Let’s talk a bit about this cryptographic puzzle. If you want to avoid more technical details, you can skip this part, you will not miss much. You know that no one is controlling or running bitcoin blockchain centrally, so obvious question is who decides what puzzle would be and who has solved it. This is all already built into bitcoin protocol. First understand how blocks are added to blockchain technically. Each block has following content –
1. Previous block ID (Hash Value of previous block)
2. Block ID (Hash value of this block)
3. Block No.
4. Nonce – a random number
5. Transactions in the block
Having previous block ID in each block ensures blocks are in sequence and nothing can be inserted in between.
Block ID is Hash value of 3, 4 and 5 combined. Block no is serial number of block. Nonce is a random number, we will talk about it in a while. So, if you are the node who wants to add block to blockchain, you will create block this way, you can get block ID of previous block from blockchain. Take block no, nonce (a random number) and transactions you want to add, create a hash which will be block ID of this block. Now you have all five parts of block and you can add it to blockchain.
To make it difficult and make sure only node which puts effort is able to add block, there are some rules enforced by bitcoin protocol about Block ID or Hash value of block.
At any point of time, there is requirement to ensure that block ID begins with certain number of zeros. But remember block ID is Hash of three items Block No, Nonce and Transactions. So, to ensure Hash value matches certain criteria (in this case starting with certain number of zeros) you need to change nonce in a way that you get such value. There is no way to back calculate it, you (or your program) needs to try different options of nonce. This process takes lot of computing power (or work) and is called Proof of Work. The number of zeros required is set in such a way that it takes around 10 minutes to mine a block based on computing power involved in mining globally. If time taken starts getting more or less, protocol will adjust difficulty level (number of zeros) every two week to maintain it at 10 minutes.

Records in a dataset
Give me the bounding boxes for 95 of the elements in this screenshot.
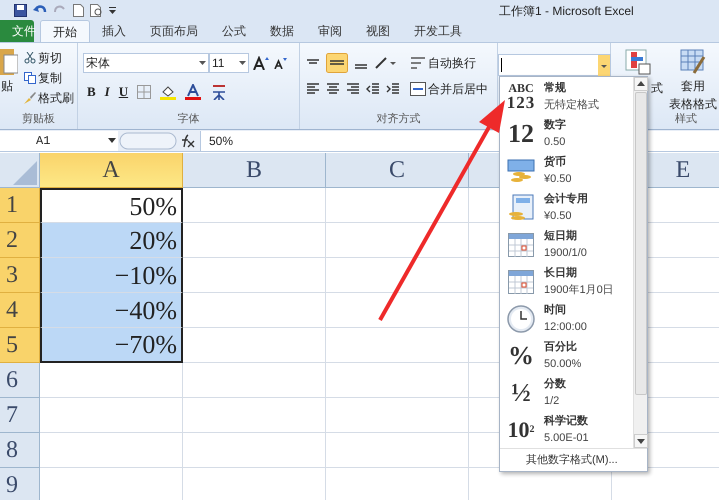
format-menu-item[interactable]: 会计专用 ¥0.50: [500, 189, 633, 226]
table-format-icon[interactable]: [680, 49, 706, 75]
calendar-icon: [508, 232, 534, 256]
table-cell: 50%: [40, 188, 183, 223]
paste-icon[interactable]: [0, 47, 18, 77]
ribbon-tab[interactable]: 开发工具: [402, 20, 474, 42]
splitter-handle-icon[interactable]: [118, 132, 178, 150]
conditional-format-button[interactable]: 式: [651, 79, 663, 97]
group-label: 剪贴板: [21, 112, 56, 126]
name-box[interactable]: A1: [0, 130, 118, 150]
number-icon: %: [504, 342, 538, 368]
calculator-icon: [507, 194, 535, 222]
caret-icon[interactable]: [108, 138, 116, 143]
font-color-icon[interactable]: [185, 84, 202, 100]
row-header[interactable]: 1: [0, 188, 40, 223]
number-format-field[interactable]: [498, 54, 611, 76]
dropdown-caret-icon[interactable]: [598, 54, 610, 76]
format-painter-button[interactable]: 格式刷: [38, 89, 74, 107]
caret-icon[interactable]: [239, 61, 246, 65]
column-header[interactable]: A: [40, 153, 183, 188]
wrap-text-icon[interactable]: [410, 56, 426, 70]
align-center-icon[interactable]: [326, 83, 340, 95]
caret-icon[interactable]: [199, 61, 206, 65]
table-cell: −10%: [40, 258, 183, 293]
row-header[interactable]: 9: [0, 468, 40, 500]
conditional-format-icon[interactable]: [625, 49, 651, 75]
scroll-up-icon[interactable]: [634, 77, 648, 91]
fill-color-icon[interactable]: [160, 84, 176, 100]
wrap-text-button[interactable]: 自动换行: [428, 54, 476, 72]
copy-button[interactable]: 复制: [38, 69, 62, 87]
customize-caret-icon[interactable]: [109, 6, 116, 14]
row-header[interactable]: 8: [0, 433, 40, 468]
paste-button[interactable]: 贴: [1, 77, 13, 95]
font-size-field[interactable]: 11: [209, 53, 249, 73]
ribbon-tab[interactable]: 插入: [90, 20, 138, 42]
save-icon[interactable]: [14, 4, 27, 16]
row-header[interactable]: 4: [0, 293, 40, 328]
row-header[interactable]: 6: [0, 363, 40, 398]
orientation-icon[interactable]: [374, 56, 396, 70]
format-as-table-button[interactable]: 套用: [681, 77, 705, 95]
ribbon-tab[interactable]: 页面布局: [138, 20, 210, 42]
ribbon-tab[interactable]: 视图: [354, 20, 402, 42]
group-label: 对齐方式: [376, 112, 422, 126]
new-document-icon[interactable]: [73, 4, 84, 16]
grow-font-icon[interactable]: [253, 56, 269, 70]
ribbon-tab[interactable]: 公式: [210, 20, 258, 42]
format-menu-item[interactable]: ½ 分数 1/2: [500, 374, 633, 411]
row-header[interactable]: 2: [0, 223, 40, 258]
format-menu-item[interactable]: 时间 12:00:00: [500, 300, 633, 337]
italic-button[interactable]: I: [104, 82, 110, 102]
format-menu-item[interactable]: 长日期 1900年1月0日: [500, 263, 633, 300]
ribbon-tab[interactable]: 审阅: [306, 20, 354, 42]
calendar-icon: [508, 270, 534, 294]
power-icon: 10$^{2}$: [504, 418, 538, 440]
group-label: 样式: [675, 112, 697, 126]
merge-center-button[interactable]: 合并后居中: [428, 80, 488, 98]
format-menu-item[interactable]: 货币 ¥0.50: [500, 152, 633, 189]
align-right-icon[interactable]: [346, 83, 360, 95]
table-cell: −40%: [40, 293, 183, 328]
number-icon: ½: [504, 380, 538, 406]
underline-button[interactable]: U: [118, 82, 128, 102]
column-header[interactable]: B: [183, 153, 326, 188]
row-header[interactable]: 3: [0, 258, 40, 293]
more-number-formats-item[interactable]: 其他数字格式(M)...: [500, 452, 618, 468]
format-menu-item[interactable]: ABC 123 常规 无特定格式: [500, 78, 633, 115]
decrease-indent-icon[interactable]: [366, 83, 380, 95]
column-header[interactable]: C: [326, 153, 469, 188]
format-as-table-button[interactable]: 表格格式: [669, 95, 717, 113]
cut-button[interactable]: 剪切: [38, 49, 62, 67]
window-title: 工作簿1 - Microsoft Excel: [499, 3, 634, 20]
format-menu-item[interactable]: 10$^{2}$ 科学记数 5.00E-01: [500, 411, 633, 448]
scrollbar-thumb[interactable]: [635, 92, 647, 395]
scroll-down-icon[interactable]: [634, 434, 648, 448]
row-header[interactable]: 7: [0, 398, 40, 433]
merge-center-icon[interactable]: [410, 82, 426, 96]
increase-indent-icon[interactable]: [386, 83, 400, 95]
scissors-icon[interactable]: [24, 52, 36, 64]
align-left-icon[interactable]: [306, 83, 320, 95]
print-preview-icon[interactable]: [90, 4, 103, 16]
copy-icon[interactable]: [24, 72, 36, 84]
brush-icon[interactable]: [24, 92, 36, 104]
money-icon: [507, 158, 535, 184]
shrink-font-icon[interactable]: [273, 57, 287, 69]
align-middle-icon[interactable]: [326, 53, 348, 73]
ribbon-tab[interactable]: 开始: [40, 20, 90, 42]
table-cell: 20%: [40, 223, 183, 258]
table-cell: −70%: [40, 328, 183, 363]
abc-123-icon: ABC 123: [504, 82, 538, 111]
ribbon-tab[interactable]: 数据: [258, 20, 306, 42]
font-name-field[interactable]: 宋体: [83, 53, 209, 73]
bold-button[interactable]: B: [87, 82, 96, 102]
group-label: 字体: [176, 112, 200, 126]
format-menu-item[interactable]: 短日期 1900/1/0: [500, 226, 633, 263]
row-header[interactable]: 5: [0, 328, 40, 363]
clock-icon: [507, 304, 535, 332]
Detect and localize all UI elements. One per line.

• [PROBLEMS TO WORK ON]
1. Please rewrite the stretch of the bitcoin block explanation from "Block ID is Hash value" through "value of block.", putting "ledger" in place of "blockchain".
2. Carry on the bitcoin block explanation from its final sentence.

• [RESPONSES PER TASK]
1.
Block ID is Hash value of 3, 4 and 5 combined. Block no is serial number of block. Nonce is a random number, we will talk about it in a while. So, if you are the node who wants to add block to ledger, you will create block this way, you can get block ID of previous block from ledger. Take block no, nonce (a random number) and transactions you want to add, create a hash which will be block ID of this block. Now you have all five parts of block and you can add it to ledger.
To make it difficult and make sure only node which puts effort is able to add block, there are some rules enforced by bitcoin protocol about Block ID or Hash value of block.

2.
Now let’s talk about some practical problems, what if Mr. A tries to twice spend bitcoins he owns. Same bitcoins that he has already transferred to Mr. B, he tries to again transfer to Mr. C?
As we know bitcoin blockchain has record of all transactions, so when he sends transaction to again spend those bitcoins, miners will check it against his balance of bitcoins in blockchain, it will be realized that he doesn’t have those bitcoins and transaction will not process.
What if he sends at same time two different transactions to two different nodes spending same bitcoins.?
As both nodes don’t know about other transaction and see balance in his account, they will treat his balance as correct and process it. But both nodes will not be able to add blocks at same time. As we know only one node can add block at any given point of time based on proof of work or who solves that cryptographic puzzle first. So only one transactions of these two will make to blockchain and other one will get invalidated as balance of bitcoin will get reduced with first transaction.
What if Mr. A knows some miner (or himself has computing power to mine) and tries to get both his transactions entered into blockchain?
First, it is very difficult to know if your block will be added to blockchain because you don’t know if you will be able to solve puzzle. Second, even if he is able to add block with both the transactions, blockchain has inbuilt mechanism to address this situation. As blockchain doesn’t have any central verifying authority, it has internal verification which is called consensus mechanism.
Let’s take same example to understand how it works. If Mr. A is able to add block with both transactions, other miners will find this error and figure out that because of this transaction block is not valid. While adding next block they will reject this block and use previous version of blockchain to add next block. So now we have two versions of blockchain, one that Mr. A has and one that another miner has. Slowly all miners will figure out error in Mr. A’s version of blockchain and will start ignoring it. Now more people have another version of blockchain and it becomes acceptable version. So, there is no way Mr. A can double spend his bitcoins. As there is no central authority to certify which is correct version of blockchain, this consensus (most accepted version) mechanism takes care of validation of blockchain. From point of view of person who helped Mr. A getting in wrong transaction, he lost his mining bitcoin despite putting so much computing power and getting the puzzle. So, it is self-demotivating mechanism to cheat, which works very well. There are cases where serious conflicts arise which are called forks, which is beyond our discussion here.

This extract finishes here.